**Instructions for the task**. Return only the number of lines that hold "LUMBERMEN".

===== Input records =====

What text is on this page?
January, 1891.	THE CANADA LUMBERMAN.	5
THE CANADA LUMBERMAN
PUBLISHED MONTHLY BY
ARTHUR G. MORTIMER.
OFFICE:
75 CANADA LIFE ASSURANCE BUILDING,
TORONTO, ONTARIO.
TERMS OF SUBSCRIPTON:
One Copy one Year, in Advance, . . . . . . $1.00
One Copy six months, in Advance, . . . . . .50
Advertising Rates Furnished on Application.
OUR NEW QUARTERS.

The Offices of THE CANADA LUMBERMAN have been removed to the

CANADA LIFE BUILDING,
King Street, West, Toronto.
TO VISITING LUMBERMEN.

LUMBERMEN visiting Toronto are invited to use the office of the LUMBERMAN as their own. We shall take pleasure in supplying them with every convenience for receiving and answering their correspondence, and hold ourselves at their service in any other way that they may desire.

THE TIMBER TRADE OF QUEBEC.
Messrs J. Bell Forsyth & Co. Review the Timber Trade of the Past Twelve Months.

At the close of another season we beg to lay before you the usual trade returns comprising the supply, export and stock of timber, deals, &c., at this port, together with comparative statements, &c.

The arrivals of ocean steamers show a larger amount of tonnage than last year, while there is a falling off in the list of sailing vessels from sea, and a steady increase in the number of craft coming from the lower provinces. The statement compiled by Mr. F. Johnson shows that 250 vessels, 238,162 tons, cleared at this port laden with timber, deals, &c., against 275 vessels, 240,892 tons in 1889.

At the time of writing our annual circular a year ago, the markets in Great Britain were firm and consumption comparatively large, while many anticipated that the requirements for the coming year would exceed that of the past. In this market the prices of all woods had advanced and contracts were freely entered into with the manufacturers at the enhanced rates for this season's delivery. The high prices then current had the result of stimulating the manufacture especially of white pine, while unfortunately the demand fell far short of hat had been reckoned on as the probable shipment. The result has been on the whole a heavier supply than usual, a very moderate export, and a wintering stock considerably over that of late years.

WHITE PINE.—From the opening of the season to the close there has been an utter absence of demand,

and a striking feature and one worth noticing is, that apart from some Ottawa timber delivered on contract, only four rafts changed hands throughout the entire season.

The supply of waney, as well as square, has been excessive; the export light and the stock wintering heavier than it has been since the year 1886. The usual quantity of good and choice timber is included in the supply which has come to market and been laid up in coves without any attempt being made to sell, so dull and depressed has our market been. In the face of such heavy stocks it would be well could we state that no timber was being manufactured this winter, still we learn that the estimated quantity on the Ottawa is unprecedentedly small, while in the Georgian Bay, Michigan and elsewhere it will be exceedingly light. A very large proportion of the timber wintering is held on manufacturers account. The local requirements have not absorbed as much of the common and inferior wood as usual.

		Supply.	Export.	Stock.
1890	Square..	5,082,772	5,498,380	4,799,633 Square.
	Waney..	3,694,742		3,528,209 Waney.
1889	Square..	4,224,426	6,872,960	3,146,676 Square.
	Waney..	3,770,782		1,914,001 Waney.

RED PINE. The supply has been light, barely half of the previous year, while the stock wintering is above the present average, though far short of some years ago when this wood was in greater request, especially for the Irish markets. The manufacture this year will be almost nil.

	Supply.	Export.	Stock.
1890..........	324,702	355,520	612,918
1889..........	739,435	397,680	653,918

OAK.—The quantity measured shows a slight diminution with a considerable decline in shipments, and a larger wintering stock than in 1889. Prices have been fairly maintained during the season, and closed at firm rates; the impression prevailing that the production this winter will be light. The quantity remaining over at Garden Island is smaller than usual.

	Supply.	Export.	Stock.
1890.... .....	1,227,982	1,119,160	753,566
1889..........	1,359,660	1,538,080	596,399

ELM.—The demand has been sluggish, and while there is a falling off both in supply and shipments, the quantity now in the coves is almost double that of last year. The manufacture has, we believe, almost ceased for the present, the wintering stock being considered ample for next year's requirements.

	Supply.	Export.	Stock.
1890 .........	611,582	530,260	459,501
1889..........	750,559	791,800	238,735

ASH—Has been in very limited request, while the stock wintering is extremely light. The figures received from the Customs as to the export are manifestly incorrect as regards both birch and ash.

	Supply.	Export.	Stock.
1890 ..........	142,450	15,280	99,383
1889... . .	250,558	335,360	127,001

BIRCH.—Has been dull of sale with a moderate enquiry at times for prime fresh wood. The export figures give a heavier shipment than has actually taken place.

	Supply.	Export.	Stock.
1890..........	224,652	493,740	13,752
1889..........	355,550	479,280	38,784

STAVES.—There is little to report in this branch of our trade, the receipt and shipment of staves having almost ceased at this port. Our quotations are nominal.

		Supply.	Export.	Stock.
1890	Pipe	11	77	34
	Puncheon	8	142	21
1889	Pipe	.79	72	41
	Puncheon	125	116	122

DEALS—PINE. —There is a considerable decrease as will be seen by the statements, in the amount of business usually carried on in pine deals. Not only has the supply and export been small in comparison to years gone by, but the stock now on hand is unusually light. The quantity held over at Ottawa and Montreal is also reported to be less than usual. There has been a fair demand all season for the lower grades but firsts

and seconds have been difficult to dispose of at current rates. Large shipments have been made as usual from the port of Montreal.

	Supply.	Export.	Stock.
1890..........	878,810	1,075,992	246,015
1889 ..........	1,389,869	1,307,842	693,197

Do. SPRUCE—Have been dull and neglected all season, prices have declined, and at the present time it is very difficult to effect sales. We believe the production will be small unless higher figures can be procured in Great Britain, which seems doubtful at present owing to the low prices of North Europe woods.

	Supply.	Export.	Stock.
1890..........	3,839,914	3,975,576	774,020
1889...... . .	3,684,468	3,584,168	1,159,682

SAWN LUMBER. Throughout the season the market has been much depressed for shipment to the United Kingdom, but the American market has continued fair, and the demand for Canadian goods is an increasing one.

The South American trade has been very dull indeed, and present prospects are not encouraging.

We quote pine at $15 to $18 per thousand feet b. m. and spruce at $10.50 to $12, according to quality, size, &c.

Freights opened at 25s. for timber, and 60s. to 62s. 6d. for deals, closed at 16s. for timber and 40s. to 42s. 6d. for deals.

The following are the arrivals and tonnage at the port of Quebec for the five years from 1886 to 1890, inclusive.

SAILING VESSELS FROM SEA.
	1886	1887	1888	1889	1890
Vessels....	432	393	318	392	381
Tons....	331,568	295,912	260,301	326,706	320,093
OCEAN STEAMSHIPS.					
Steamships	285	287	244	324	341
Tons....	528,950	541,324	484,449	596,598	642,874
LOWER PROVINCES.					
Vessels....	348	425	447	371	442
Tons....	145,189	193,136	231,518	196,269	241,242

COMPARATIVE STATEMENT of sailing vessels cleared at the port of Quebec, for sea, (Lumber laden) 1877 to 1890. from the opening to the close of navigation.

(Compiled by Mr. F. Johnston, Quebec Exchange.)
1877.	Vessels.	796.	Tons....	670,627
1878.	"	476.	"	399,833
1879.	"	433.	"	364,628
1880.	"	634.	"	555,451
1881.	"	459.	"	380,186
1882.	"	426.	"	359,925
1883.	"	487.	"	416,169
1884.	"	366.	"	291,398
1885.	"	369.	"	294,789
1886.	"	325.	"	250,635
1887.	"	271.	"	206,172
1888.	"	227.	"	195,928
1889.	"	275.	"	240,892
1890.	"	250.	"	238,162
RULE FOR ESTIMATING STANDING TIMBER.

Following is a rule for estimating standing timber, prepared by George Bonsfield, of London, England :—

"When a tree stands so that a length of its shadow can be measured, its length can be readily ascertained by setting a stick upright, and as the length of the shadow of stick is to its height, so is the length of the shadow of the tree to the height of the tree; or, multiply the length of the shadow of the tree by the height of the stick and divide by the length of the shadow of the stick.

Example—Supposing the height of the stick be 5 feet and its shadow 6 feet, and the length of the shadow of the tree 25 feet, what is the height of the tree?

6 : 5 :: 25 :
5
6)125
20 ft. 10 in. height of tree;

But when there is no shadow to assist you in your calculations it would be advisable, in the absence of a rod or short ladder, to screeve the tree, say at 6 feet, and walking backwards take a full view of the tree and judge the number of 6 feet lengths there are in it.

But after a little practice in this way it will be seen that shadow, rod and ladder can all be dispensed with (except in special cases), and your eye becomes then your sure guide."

=====

**Task output**. 2